Records from a dataset:
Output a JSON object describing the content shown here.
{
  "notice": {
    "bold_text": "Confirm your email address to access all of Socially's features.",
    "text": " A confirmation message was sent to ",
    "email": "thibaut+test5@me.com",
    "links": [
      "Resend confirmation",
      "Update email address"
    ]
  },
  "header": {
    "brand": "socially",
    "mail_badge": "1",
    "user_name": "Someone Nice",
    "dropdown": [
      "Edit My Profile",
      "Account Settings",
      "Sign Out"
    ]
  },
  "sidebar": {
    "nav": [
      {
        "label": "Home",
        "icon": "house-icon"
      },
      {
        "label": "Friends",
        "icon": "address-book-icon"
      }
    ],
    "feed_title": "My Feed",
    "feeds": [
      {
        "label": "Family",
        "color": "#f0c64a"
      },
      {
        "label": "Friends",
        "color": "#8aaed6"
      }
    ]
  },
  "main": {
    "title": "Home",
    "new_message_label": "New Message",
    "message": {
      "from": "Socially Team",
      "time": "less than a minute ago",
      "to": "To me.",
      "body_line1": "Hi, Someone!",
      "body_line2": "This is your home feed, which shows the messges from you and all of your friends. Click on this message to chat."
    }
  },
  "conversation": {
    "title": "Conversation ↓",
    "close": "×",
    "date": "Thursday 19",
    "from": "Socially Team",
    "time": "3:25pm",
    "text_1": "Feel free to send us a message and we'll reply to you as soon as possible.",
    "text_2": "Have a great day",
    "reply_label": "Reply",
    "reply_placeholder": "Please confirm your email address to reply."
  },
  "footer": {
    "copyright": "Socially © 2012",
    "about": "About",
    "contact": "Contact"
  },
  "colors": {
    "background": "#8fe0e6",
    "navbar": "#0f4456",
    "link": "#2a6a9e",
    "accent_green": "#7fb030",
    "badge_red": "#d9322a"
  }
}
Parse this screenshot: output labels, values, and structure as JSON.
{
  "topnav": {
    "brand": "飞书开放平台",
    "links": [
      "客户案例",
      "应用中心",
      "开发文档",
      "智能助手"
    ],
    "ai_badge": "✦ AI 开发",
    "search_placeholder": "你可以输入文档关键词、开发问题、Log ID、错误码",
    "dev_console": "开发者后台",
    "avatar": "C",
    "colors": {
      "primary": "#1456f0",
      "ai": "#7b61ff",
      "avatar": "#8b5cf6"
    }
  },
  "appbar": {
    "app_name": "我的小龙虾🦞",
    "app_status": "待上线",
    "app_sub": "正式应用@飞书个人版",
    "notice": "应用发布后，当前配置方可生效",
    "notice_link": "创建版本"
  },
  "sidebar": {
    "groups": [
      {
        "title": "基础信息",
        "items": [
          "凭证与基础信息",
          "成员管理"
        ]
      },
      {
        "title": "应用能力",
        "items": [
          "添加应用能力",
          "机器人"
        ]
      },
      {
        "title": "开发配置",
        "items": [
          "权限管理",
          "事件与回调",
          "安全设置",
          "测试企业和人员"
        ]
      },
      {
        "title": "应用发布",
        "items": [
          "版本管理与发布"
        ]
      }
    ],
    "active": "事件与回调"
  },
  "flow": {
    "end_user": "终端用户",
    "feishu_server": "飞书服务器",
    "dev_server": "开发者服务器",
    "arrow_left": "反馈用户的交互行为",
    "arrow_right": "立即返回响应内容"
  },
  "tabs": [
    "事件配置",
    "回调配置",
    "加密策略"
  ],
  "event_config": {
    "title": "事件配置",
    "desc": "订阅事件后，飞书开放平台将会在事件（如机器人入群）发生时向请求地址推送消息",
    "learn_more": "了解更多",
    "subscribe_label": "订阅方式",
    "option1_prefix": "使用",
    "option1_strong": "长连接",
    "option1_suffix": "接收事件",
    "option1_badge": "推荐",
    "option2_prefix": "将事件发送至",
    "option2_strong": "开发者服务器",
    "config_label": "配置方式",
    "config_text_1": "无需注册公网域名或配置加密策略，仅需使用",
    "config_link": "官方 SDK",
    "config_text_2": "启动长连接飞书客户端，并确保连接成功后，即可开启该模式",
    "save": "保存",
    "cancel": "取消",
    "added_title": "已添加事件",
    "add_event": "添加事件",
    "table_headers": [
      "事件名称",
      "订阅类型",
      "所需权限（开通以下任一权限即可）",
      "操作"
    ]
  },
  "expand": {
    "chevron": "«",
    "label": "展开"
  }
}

◆ Directions
Please set down each line of the records exactly as given.

◆ In response
Output a JSON object describing the content shown here.
{
  "notice": {
    "bold_text": "Confirm your email address to access all of Socially's features.",
    "text": " A confirmation message was sent to ",
    "email": "thibaut+test5@me.com",
    "links": [
      "Resend confirmation",
      "Update email address"
    ]
  },
  "header": {
    "brand": "socially",
    "mail_badge": "1",
    "user_name": "Someone Nice",
    "dropdown": [
      "Edit My Profile",
      "Account Settings",
      "Sign Out"
    ]
  },
  "sidebar": {
    "nav": [
      {
        "label": "Home",
        "icon": "house-icon"
      },
      {
        "label": "Friends",
        "icon": "address-book-icon"
      }
    ],
    "feed_title": "My Feed",
    "feeds": [
      {
        "label": "Family",
        "color": "#f0c64a"
      },
      {
        "label": "Friends",
        "color": "#8aaed6"
      }
    ]
  },
  "main": {
    "title": "Home",
    "new_message_label": "New Message",
    "message": {
      "from": "Socially Team",
      "time": "less than a minute ago",
      "to": "To me.",
      "body_line1": "Hi, Someone!",
      "body_line2": "This is your home feed, which shows the messges from you and all of your friends. Click on this message to chat."
    }
  },
  "conversation": {
    "title": "Conversation ↓",
    "close": "×",
    "date": "Thursday 19",
    "from": "Socially Team",
    "time": "3:25pm",
    "text_1": "Feel free to send us a message and we'll reply to you as soon as possible.",
    "text_2": "Have a great day",
    "reply_label": "Reply",
    "reply_placeholder": "Please confirm your email address to reply."
  },
  "footer": {
    "copyright": "Socially © 2012",
    "about": "About",
    "contact": "Contact"
  },
  "colors": {
    "background": "#8fe0e6",
    "navbar": "#0f4456",
    "link": "#2a6a9e",
    "accent_green": "#7fb030",
    "badge_red": "#d9322a"
  }
}
Parse this screenshot: output labels, values, and structure as JSON.
{
  "topnav": {
    "brand": "飞书开放平台",
    "links": [
      "客户案例",
      "应用中心",
      "开发文档",
      "智能助手"
    ],
    "ai_badge": "✦ AI 开发",
    "search_placeholder": "你可以输入文档关键词、开发问题、Log ID、错误码",
    "dev_console": "开发者后台",
    "avatar": "C",
    "colors": {
      "primary": "#1456f0",
      "ai": "#7b61ff",
      "avatar": "#8b5cf6"
    }
  },
  "appbar": {
    "app_name": "我的小龙虾🦞",
    "app_status": "待上线",
    "app_sub": "正式应用@飞书个人版",
    "notice": "应用发布后，当前配置方可生效",
    "notice_link": "创建版本"
  },
  "sidebar": {
    "groups": [
      {
        "title": "基础信息",
        "items": [
          "凭证与基础信息",
          "成员管理"
        ]
      },
      {
        "title": "应用能力",
        "items": [
          "添加应用能力",
          "机器人"
        ]
      },
      {
        "title": "开发配置",
        "items": [
          "权限管理",
          "事件与回调",
          "安全设置",
          "测试企业和人员"
        ]
      },
      {
        "title": "应用发布",
        "items": [
          "版本管理与发布"
        ]
      }
    ],
    "active": "事件与回调"
  },
  "flow": {
    "end_user": "终端用户",
    "feishu_server": "飞书服务器",
    "dev_server": "开发者服务器",
    "arrow_left": "反馈用户的交互行为",
    "arrow_right": "立即返回响应内容"
  },
  "tabs": [
    "事件配置",
    "回调配置",
    "加密策略"
  ],
  "event_config": {
    "title": "事件配置",
    "desc": "订阅事件后，飞书开放平台将会在事件（如机器人入群）发生时向请求地址推送消息",
    "learn_more": "了解更多",
    "subscribe_label": "订阅方式",
    "option1_prefix": "使用",
    "option1_strong": "长连接",
    "option1_suffix": "接收事件",
    "option1_badge": "推荐",
    "option2_prefix": "将事件发送至",
    "option2_strong": "开发者服务器",
    "config_label": "配置方式",
    "config_text_1": "无需注册公网域名或配置加密策略，仅需使用",
    "config_link": "官方 SDK",
    "config_text_2": "启动长连接飞书客户端，并确保连接成功后，即可开启该模式",
    "save": "保存",
    "cancel": "取消",
    "added_title": "已添加事件",
    "add_event": "添加事件",
    "table_headers": [
      "事件名称",
      "订阅类型",
      "所需权限（开通以下任一权限即可）",
      "操作"
    ]
  },
  "expand": {
    "chevron": "«",
    "label": "展开"
  }
}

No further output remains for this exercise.